What you need to do: Copy each line that contains the word "Cost".

########

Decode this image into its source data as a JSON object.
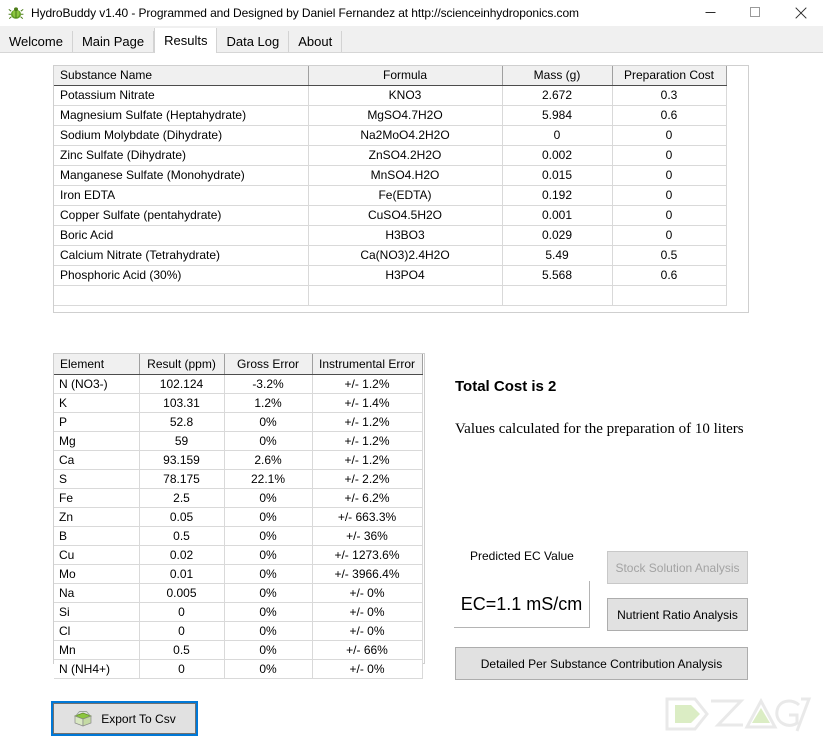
{
  "window": {
    "title": "HydroBuddy v1.40 - Programmed and Designed by Daniel Fernandez at http://scienceinhydroponics.com",
    "app_icon": "bug-icon",
    "minimize_label": "—",
    "maximize_label": "□",
    "close_label": "✕"
  },
  "tabs": [
    {
      "label": "Welcome",
      "active": false
    },
    {
      "label": "Main Page",
      "active": false
    },
    {
      "label": "Results",
      "active": true
    },
    {
      "label": "Data Log",
      "active": false
    },
    {
      "label": "About",
      "active": false
    }
  ],
  "substance_table": {
    "headers": [
      "Substance Name",
      "Formula",
      "Mass (g)",
      "Preparation Cost"
    ],
    "rows": [
      [
        "Potassium Nitrate",
        "KNO3",
        "2.672",
        "0.3"
      ],
      [
        "Magnesium Sulfate (Heptahydrate)",
        "MgSO4.7H2O",
        "5.984",
        "0.6"
      ],
      [
        "Sodium Molybdate (Dihydrate)",
        "Na2MoO4.2H2O",
        "0",
        "0"
      ],
      [
        "Zinc Sulfate (Dihydrate)",
        "ZnSO4.2H2O",
        "0.002",
        "0"
      ],
      [
        "Manganese Sulfate (Monohydrate)",
        "MnSO4.H2O",
        "0.015",
        "0"
      ],
      [
        "Iron EDTA",
        "Fe(EDTA)",
        "0.192",
        "0"
      ],
      [
        "Copper Sulfate (pentahydrate)",
        "CuSO4.5H2O",
        "0.001",
        "0"
      ],
      [
        "Boric Acid",
        "H3BO3",
        "0.029",
        "0"
      ],
      [
        "Calcium Nitrate (Tetrahydrate)",
        "Ca(NO3)2.4H2O",
        "5.49",
        "0.5"
      ],
      [
        "Phosphoric Acid (30%)",
        "H3PO4",
        "5.568",
        "0.6"
      ],
      [
        "",
        "",
        "",
        ""
      ]
    ]
  },
  "element_table": {
    "headers": [
      "Element",
      "Result (ppm)",
      "Gross Error",
      "Instrumental Error"
    ],
    "rows": [
      [
        "N (NO3-)",
        "102.124",
        "-3.2%",
        "+/- 1.2%"
      ],
      [
        "K",
        "103.31",
        "1.2%",
        "+/- 1.4%"
      ],
      [
        "P",
        "52.8",
        "0%",
        "+/- 1.2%"
      ],
      [
        "Mg",
        "59",
        "0%",
        "+/- 1.2%"
      ],
      [
        "Ca",
        "93.159",
        "2.6%",
        "+/- 1.2%"
      ],
      [
        "S",
        "78.175",
        "22.1%",
        "+/- 2.2%"
      ],
      [
        "Fe",
        "2.5",
        "0%",
        "+/- 6.2%"
      ],
      [
        "Zn",
        "0.05",
        "0%",
        "+/- 663.3%"
      ],
      [
        "B",
        "0.5",
        "0%",
        "+/- 36%"
      ],
      [
        "Cu",
        "0.02",
        "0%",
        "+/- 1273.6%"
      ],
      [
        "Mo",
        "0.01",
        "0%",
        "+/- 3966.4%"
      ],
      [
        "Na",
        "0.005",
        "0%",
        "+/- 0%"
      ],
      [
        "Si",
        "0",
        "0%",
        "+/- 0%"
      ],
      [
        "Cl",
        "0",
        "0%",
        "+/- 0%"
      ],
      [
        "Mn",
        "0.5",
        "0%",
        "+/- 66%"
      ],
      [
        "N (NH4+)",
        "0",
        "0%",
        "+/- 0%"
      ]
    ]
  },
  "summary": {
    "total_cost": "Total Cost is 2",
    "preparation_note": "Values calculated for the preparation of 10 liters",
    "ec_label": "Predicted EC Value",
    "ec_value": "EC=1.1 mS/cm"
  },
  "buttons": {
    "stock_solution": "Stock Solution Analysis",
    "nutrient_ratio": "Nutrient Ratio Analysis",
    "detailed_contribution": "Detailed Per Substance Contribution Analysis",
    "export_csv": "Export To Csv",
    "export_icon": "package-box-icon"
  },
  "colors": {
    "accent_focus": "#0078d7",
    "button_face": "#e1e1e1",
    "header_face": "#f0f0f0",
    "grid_line": "#d9d9d9",
    "disabled_text": "#a3a3a3"
  },
  "watermark": {
    "text": "DZAG"
  }
}
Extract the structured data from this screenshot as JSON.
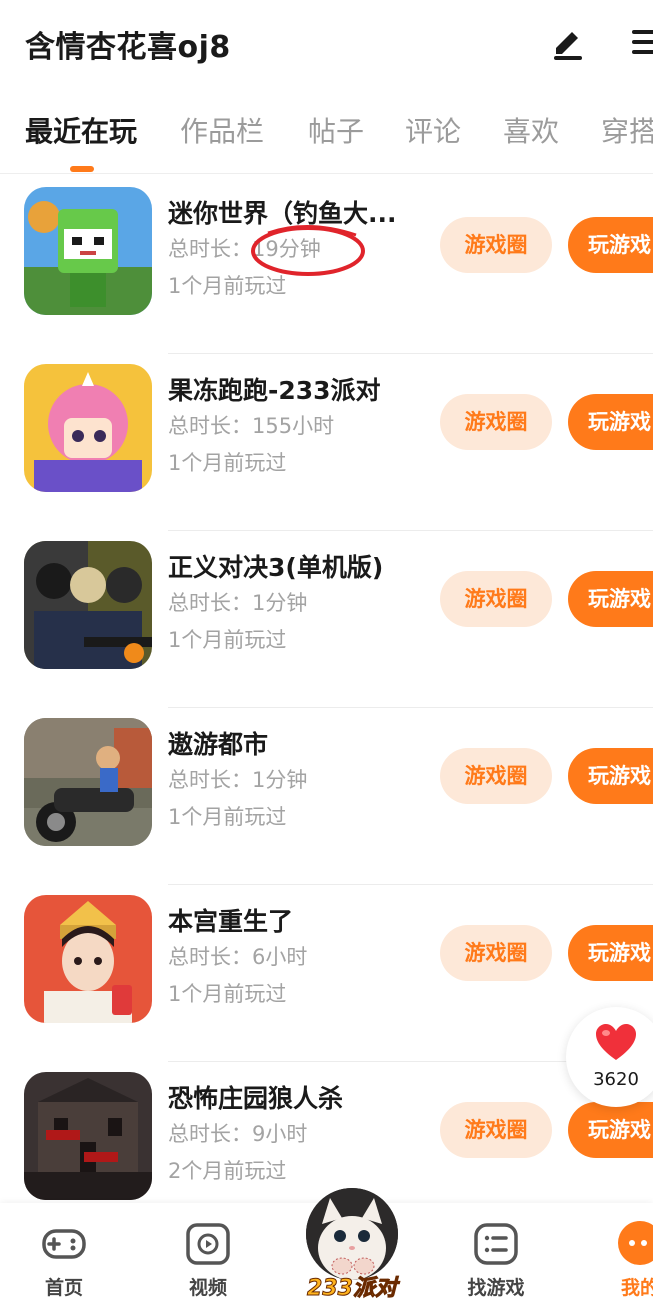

########

Task response:
      "Preparation Cost"
    "total_cost": "Total Cost is 2",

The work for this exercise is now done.